>> START Material shown

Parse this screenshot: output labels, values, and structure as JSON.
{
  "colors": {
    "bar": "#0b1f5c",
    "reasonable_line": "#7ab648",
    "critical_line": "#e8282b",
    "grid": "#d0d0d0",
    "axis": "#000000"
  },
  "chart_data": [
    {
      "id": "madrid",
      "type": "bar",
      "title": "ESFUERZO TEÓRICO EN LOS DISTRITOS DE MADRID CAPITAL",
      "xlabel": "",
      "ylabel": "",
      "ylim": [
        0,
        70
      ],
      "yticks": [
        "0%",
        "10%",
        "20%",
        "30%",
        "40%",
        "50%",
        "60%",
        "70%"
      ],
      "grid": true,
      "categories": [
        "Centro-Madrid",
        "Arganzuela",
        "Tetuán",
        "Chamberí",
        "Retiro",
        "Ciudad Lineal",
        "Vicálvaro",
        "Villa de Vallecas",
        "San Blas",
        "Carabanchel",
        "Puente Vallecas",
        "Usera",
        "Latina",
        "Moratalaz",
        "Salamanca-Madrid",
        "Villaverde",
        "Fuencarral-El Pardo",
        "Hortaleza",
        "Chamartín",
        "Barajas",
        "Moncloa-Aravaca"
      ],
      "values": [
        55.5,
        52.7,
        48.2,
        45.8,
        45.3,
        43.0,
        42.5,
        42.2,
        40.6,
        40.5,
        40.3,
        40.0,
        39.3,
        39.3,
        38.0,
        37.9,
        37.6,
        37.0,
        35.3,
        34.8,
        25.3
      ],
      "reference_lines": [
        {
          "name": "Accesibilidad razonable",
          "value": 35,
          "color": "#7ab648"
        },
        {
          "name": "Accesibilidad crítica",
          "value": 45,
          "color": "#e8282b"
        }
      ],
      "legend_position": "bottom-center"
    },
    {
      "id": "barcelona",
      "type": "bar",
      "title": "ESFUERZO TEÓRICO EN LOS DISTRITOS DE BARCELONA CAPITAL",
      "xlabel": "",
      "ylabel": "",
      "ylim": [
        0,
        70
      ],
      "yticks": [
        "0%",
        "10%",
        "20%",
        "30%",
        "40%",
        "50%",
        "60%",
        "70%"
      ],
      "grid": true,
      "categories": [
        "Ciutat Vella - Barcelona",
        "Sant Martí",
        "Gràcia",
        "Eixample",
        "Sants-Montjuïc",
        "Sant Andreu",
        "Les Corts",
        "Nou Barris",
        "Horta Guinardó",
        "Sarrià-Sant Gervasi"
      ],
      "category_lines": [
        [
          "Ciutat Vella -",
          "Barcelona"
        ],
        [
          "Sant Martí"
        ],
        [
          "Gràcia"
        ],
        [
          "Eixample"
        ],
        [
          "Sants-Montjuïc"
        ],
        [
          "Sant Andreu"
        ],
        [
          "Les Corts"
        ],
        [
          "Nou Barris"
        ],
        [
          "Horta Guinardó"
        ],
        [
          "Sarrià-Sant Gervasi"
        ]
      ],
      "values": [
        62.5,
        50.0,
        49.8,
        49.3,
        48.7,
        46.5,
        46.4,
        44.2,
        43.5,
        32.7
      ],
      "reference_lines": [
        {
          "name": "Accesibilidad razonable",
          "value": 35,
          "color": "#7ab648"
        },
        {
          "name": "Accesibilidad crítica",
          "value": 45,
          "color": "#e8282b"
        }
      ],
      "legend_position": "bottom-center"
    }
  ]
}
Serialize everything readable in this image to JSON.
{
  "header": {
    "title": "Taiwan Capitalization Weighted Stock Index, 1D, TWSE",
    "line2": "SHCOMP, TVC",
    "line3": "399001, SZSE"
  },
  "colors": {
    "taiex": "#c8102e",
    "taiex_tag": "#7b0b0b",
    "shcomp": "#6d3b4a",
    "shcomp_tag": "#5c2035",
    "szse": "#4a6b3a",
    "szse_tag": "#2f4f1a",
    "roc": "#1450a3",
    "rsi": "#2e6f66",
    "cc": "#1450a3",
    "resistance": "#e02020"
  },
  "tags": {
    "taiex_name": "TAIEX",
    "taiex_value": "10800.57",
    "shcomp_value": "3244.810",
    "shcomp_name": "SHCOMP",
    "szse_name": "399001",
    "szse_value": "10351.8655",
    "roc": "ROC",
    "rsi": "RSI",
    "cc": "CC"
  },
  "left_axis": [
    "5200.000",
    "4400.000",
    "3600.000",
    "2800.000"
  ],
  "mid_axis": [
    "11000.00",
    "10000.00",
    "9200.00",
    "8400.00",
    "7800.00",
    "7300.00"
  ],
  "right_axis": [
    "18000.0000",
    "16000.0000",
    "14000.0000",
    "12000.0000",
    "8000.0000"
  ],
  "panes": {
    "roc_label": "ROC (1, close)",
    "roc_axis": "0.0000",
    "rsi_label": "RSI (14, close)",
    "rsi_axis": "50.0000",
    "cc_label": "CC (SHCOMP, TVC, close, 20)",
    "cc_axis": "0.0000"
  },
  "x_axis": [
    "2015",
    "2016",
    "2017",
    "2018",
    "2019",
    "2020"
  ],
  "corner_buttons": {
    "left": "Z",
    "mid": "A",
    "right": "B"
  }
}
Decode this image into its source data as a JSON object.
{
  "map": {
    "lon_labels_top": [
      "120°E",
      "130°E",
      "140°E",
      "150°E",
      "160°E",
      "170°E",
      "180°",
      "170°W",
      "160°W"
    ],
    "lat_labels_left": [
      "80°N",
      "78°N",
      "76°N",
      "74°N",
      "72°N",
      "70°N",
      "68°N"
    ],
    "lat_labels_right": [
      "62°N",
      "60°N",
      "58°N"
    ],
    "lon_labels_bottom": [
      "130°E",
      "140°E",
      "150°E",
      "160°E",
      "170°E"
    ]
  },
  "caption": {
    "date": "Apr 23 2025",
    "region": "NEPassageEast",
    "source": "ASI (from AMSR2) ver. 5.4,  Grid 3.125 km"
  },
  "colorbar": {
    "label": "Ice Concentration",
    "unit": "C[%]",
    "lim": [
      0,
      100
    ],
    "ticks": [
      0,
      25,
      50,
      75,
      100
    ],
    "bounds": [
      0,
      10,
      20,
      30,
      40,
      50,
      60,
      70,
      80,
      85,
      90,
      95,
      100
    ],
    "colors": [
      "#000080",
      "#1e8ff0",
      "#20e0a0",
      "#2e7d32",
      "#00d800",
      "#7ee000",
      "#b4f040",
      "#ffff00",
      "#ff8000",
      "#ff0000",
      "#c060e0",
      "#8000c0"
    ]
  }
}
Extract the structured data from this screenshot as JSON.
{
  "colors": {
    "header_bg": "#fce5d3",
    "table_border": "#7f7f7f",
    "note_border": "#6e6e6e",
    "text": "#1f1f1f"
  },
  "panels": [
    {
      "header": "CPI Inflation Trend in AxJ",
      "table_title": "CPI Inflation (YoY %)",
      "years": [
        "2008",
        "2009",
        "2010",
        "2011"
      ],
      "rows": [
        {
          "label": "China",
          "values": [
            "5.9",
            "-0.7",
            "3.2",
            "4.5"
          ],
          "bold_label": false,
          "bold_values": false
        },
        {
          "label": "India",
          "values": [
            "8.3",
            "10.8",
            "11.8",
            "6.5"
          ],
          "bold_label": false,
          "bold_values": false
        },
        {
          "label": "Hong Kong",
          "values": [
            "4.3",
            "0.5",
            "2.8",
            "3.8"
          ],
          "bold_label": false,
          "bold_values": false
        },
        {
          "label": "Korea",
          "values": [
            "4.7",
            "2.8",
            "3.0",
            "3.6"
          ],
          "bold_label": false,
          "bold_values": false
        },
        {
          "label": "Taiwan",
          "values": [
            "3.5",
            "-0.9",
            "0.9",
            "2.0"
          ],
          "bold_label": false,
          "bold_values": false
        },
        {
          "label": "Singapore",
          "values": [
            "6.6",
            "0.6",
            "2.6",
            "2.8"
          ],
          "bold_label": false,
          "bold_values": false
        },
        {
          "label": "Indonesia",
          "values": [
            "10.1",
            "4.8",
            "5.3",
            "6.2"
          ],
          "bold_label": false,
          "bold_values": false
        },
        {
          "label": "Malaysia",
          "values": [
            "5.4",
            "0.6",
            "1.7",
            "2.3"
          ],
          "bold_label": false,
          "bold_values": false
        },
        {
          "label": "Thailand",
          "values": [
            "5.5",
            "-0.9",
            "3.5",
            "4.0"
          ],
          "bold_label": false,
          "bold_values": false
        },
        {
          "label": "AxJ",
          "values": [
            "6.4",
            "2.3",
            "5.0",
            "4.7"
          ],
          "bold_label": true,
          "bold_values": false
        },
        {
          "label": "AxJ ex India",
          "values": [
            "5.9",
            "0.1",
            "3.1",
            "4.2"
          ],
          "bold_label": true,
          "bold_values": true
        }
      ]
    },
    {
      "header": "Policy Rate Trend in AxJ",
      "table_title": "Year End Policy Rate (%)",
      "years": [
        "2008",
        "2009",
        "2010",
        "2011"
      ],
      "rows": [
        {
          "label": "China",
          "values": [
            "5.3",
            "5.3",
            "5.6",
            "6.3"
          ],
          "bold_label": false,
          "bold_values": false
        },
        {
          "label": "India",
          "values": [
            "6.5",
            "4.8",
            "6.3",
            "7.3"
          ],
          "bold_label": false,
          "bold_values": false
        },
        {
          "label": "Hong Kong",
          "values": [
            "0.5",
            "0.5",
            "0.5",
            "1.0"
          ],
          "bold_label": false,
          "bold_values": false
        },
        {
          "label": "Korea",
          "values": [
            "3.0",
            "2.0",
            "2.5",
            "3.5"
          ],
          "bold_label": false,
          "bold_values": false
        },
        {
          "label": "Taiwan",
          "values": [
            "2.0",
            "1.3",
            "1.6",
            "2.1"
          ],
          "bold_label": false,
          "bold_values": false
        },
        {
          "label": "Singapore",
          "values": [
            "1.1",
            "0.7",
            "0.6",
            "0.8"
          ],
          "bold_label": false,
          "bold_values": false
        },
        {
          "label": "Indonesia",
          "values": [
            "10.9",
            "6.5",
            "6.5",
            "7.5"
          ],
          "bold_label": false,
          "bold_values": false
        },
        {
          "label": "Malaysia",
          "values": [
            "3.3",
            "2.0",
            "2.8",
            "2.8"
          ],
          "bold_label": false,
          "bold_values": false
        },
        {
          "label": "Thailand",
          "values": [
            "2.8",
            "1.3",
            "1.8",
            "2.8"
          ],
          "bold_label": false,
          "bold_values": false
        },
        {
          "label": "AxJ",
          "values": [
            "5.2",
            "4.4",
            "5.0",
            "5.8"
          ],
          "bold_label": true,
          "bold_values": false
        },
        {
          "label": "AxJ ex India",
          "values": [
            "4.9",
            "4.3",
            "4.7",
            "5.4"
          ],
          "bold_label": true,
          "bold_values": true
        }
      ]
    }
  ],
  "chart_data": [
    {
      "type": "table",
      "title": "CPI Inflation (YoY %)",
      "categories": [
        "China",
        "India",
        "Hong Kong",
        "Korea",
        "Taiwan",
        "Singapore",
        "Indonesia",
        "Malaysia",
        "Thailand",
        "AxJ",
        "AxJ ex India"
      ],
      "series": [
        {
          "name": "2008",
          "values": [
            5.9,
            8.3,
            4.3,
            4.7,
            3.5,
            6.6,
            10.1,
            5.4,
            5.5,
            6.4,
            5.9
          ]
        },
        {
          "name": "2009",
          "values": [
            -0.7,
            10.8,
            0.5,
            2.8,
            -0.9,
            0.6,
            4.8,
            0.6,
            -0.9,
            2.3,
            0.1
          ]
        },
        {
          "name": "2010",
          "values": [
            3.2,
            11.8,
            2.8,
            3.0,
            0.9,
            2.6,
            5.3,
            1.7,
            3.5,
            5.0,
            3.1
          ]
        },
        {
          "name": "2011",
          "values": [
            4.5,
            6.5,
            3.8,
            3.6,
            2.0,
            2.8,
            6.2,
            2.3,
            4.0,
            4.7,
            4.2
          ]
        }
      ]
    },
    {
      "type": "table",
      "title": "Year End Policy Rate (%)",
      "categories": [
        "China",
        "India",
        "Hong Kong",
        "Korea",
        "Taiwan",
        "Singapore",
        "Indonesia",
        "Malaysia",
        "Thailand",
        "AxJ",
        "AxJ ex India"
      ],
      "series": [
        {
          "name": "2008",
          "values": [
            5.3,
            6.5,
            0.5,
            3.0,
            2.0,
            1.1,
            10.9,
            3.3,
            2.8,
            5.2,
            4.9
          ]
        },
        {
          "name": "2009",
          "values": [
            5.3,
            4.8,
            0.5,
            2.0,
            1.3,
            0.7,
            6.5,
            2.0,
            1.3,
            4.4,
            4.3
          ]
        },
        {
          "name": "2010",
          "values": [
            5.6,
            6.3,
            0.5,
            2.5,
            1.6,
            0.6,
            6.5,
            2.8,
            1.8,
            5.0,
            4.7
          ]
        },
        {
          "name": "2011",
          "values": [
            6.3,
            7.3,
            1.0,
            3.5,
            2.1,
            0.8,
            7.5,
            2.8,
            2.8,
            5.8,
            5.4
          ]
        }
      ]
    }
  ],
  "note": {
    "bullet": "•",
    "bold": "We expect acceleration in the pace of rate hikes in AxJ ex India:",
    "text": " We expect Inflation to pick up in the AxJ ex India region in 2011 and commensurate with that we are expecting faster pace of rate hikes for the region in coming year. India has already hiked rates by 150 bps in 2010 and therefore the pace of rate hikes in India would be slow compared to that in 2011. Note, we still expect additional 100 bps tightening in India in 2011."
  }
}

>> END Material shown

What is expected: Of the lines in the material above, state how many contain the string "Policy"; give no other text.

Solved exercise: 3